What the exercise asks:
Your task is to output all the records below, word for word.

(Records excerpted from a collection)
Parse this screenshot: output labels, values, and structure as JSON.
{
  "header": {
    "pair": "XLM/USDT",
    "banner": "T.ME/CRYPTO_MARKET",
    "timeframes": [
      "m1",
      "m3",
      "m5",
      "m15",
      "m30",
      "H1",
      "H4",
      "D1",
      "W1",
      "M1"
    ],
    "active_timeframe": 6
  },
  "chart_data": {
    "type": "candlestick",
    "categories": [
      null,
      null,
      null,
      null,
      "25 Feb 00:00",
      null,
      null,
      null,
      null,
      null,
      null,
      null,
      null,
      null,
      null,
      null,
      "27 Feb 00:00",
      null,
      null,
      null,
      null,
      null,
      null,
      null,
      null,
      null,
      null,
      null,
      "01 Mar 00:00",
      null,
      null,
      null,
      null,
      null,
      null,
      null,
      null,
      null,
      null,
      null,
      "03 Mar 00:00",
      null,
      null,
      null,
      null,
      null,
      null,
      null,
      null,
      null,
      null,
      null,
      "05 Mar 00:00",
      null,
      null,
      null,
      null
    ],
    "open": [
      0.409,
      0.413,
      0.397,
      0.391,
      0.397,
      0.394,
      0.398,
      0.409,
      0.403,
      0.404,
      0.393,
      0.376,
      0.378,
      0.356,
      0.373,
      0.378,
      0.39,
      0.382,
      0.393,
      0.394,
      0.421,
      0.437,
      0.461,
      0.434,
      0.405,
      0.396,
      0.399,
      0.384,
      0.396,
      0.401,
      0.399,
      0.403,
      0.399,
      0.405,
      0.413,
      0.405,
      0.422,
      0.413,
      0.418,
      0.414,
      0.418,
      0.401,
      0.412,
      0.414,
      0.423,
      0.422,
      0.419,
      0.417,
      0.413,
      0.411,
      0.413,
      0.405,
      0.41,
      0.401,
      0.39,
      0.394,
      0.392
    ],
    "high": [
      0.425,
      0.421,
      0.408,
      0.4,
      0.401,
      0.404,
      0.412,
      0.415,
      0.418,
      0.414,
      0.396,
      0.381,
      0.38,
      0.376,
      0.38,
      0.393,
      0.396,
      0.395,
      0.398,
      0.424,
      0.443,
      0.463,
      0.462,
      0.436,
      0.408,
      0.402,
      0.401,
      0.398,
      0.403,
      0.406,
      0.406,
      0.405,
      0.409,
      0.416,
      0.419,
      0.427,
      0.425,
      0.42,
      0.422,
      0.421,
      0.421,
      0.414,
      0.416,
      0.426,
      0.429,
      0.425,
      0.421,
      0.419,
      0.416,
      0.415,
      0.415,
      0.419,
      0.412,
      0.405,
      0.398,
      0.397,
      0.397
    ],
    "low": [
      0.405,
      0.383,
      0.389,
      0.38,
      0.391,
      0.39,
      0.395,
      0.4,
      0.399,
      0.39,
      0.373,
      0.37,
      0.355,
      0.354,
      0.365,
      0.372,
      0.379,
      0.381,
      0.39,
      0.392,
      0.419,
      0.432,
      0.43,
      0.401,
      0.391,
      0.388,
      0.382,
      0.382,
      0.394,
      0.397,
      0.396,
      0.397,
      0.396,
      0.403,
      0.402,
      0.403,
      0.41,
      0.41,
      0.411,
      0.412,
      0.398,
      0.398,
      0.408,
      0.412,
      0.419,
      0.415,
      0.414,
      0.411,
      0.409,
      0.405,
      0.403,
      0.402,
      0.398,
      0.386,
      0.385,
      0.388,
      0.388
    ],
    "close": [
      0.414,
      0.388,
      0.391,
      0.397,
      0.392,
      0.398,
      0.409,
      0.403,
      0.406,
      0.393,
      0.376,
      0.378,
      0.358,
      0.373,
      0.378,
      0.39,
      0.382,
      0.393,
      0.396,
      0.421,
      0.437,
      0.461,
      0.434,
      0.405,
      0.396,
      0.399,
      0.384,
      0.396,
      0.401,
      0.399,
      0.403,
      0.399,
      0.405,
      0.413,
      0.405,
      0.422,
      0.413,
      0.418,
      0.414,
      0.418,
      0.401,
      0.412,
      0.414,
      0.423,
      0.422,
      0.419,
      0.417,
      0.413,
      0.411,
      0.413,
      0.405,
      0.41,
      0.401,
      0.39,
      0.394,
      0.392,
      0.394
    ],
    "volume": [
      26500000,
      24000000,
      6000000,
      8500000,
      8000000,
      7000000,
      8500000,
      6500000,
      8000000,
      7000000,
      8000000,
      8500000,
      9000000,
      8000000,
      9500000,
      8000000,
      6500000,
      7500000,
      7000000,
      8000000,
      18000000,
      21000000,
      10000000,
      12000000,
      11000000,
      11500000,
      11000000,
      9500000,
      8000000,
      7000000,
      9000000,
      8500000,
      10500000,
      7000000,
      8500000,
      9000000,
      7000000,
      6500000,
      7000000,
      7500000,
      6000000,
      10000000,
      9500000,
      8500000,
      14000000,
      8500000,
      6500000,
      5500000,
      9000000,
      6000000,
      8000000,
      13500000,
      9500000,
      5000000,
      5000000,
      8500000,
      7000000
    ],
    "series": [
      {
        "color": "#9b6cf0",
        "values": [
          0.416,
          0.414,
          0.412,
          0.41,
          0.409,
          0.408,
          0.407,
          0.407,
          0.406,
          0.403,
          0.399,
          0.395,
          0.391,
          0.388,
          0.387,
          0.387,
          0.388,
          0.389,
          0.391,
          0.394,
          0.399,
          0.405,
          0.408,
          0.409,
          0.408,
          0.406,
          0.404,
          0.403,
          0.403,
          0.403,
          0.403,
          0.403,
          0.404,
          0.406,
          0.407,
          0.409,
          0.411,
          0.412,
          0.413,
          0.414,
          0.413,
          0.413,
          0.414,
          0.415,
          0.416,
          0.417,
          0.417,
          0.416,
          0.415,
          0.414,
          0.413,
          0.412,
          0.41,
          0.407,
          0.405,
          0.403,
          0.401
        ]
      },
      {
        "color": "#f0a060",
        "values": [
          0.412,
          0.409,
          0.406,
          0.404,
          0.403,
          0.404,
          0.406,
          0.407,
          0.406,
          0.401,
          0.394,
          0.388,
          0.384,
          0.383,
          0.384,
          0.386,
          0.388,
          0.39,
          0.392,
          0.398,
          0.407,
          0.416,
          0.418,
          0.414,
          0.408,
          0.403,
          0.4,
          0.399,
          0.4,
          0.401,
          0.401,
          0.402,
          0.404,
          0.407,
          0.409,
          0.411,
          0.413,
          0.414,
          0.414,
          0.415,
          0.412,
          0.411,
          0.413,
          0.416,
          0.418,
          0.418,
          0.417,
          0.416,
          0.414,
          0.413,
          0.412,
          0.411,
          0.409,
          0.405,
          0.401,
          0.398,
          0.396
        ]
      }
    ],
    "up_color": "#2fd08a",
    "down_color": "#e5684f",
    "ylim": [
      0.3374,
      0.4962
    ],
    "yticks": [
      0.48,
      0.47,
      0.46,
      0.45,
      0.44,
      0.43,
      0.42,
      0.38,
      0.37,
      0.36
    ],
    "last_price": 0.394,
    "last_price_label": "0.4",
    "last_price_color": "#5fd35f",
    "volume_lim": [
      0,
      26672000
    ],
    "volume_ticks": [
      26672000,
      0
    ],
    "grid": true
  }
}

The solution:
Parse this screenshot: output labels, values, and structure as JSON.
{
  "header": {
    "pair": "XLM/USDT",
    "banner": "T.ME/CRYPTO_MARKET",
    "timeframes": [
      "m1",
      "m3",
      "m5",
      "m15",
      "m30",
      "H1",
      "H4",
      "D1",
      "W1",
      "M1"
    ],
    "active_timeframe": 6
  },
  "chart_data": {
    "type": "candlestick",
    "categories": [
      null,
      null,
      null,
      null,
      "25 Feb 00:00",
      null,
      null,
      null,
      null,
      null,
      null,
      null,
      null,
      null,
      null,
      null,
      "27 Feb 00:00",
      null,
      null,
      null,
      null,
      null,
      null,
      null,
      null,
      null,
      null,
      null,
      "01 Mar 00:00",
      null,
      null,
      null,
      null,
      null,
      null,
      null,
      null,
      null,
      null,
      null,
      "03 Mar 00:00",
      null,
      null,
      null,
      null,
      null,
      null,
      null,
      null,
      null,
      null,
      null,
      "05 Mar 00:00",
      null,
      null,
      null,
      null
    ],
    "open": [
      0.409,
      0.413,
      0.397,
      0.391,
      0.397,
      0.394,
      0.398,
      0.409,
      0.403,
      0.404,
      0.393,
      0.376,
      0.378,
      0.356,
      0.373,
      0.378,
      0.39,
      0.382,
      0.393,
      0.394,
      0.421,
      0.437,
      0.461,
      0.434,
      0.405,
      0.396,
      0.399,
      0.384,
      0.396,
      0.401,
      0.399,
      0.403,
      0.399,
      0.405,
      0.413,
      0.405,
      0.422,
      0.413,
      0.418,
      0.414,
      0.418,
      0.401,
      0.412,
      0.414,
      0.423,
      0.422,
      0.419,
      0.417,
      0.413,
      0.411,
      0.413,
      0.405,
      0.41,
      0.401,
      0.39,
      0.394,
      0.392
    ],
    "high": [
      0.425,
      0.421,
      0.408,
      0.4,
      0.401,
      0.404,
      0.412,
      0.415,
      0.418,
      0.414,
      0.396,
      0.381,
      0.38,
      0.376,
      0.38,
      0.393,
      0.396,
      0.395,
      0.398,
      0.424,
      0.443,
      0.463,
      0.462,
      0.436,
      0.408,
      0.402,
      0.401,
      0.398,
      0.403,
      0.406,
      0.406,
      0.405,
      0.409,
      0.416,
      0.419,
      0.427,
      0.425,
      0.42,
      0.422,
      0.421,
      0.421,
      0.414,
      0.416,
      0.426,
      0.429,
      0.425,
      0.421,
      0.419,
      0.416,
      0.415,
      0.415,
      0.419,
      0.412,
      0.405,
      0.398,
      0.397,
      0.397
    ],
    "low": [
      0.405,
      0.383,
      0.389,
      0.38,
      0.391,
      0.39,
      0.395,
      0.4,
      0.399,
      0.39,
      0.373,
      0.37,
      0.355,
      0.354,
      0.365,
      0.372,
      0.379,
      0.381,
      0.39,
      0.392,
      0.419,
      0.432,
      0.43,
      0.401,
      0.391,
      0.388,
      0.382,
      0.382,
      0.394,
      0.397,
      0.396,
      0.397,
      0.396,
      0.403,
      0.402,
      0.403,
      0.41,
      0.41,
      0.411,
      0.412,
      0.398,
      0.398,
      0.408,
      0.412,
      0.419,
      0.415,
      0.414,
      0.411,
      0.409,
      0.405,
      0.403,
      0.402,
      0.398,
      0.386,
      0.385,
      0.388,
      0.388
    ],
    "close": [
      0.414,
      0.388,
      0.391,
      0.397,
      0.392,
      0.398,
      0.409,
      0.403,
      0.406,
      0.393,
      0.376,
      0.378,
      0.358,
      0.373,
      0.378,
      0.39,
      0.382,
      0.393,
      0.396,
      0.421,
      0.437,
      0.461,
      0.434,
      0.405,
      0.396,
      0.399,
      0.384,
      0.396,
      0.401,
      0.399,
      0.403,
      0.399,
      0.405,
      0.413,
      0.405,
      0.422,
      0.413,
      0.418,
      0.414,
      0.418,
      0.401,
      0.412,
      0.414,
      0.423,
      0.422,
      0.419,
      0.417,
      0.413,
      0.411,
      0.413,
      0.405,
      0.41,
      0.401,
      0.39,
      0.394,
      0.392,
      0.394
    ],
    "volume": [
      26500000,
      24000000,
      6000000,
      8500000,
      8000000,
      7000000,
      8500000,
      6500000,
      8000000,
      7000000,
      8000000,
      8500000,
      9000000,
      8000000,
      9500000,
      8000000,
      6500000,
      7500000,
      7000000,
      8000000,
      18000000,
      21000000,
      10000000,
      12000000,
      11000000,
      11500000,
      11000000,
      9500000,
      8000000,
      7000000,
      9000000,
      8500000,
      10500000,
      7000000,
      8500000,
      9000000,
      7000000,
      6500000,
      7000000,
      7500000,
      6000000,
      10000000,
      9500000,
      8500000,
      14000000,
      8500000,
      6500000,
      5500000,
      9000000,
      6000000,
      8000000,
      13500000,
      9500000,
      5000000,
      5000000,
      8500000,
      7000000
    ],
    "series": [
      {
        "color": "#9b6cf0",
        "values": [
          0.416,
          0.414,
          0.412,
          0.41,
          0.409,
          0.408,
          0.407,
          0.407,
          0.406,
          0.403,
          0.399,
          0.395,
          0.391,
          0.388,
          0.387,
          0.387,
          0.388,
          0.389,
          0.391,
          0.394,
          0.399,
          0.405,
          0.408,
          0.409,
          0.408,
          0.406,
          0.404,
          0.403,
          0.403,
          0.403,
          0.403,
          0.403,
          0.404,
          0.406,
          0.407,
          0.409,
          0.411,
          0.412,
          0.413,
          0.414,
          0.413,
          0.413,
          0.414,
          0.415,
          0.416,
          0.417,
          0.417,
          0.416,
          0.415,
          0.414,
          0.413,
          0.412,
          0.41,
          0.407,
          0.405,
          0.403,
          0.401
        ]
      },
      {
        "color": "#f0a060",
        "values": [
          0.412,
          0.409,
          0.406,
          0.404,
          0.403,
          0.404,
          0.406,
          0.407,
          0.406,
          0.401,
          0.394,
          0.388,
          0.384,
          0.383,
          0.384,
          0.386,
          0.388,
          0.39,
          0.392,
          0.398,
          0.407,
          0.416,
          0.418,
          0.414,
          0.408,
          0.403,
          0.4,
          0.399,
          0.4,
          0.401,
          0.401,
          0.402,
          0.404,
          0.407,
          0.409,
          0.411,
          0.413,
          0.414,
          0.414,
          0.415,
          0.412,
          0.411,
          0.413,
          0.416,
          0.418,
          0.418,
          0.417,
          0.416,
          0.414,
          0.413,
          0.412,
          0.411,
          0.409,
          0.405,
          0.401,
          0.398,
          0.396
        ]
      }
    ],
    "up_color": "#2fd08a",
    "down_color": "#e5684f",
    "ylim": [
      0.3374,
      0.4962
    ],
    "yticks": [
      0.48,
      0.47,
      0.46,
      0.45,
      0.44,
      0.43,
      0.42,
      0.38,
      0.37,
      0.36
    ],
    "last_price": 0.394,
    "last_price_label": "0.4",
    "last_price_color": "#5fd35f",
    "volume_lim": [
      0,
      26672000
    ],
    "volume_ticks": [
      26672000,
      0
    ],
    "grid": true
  }
}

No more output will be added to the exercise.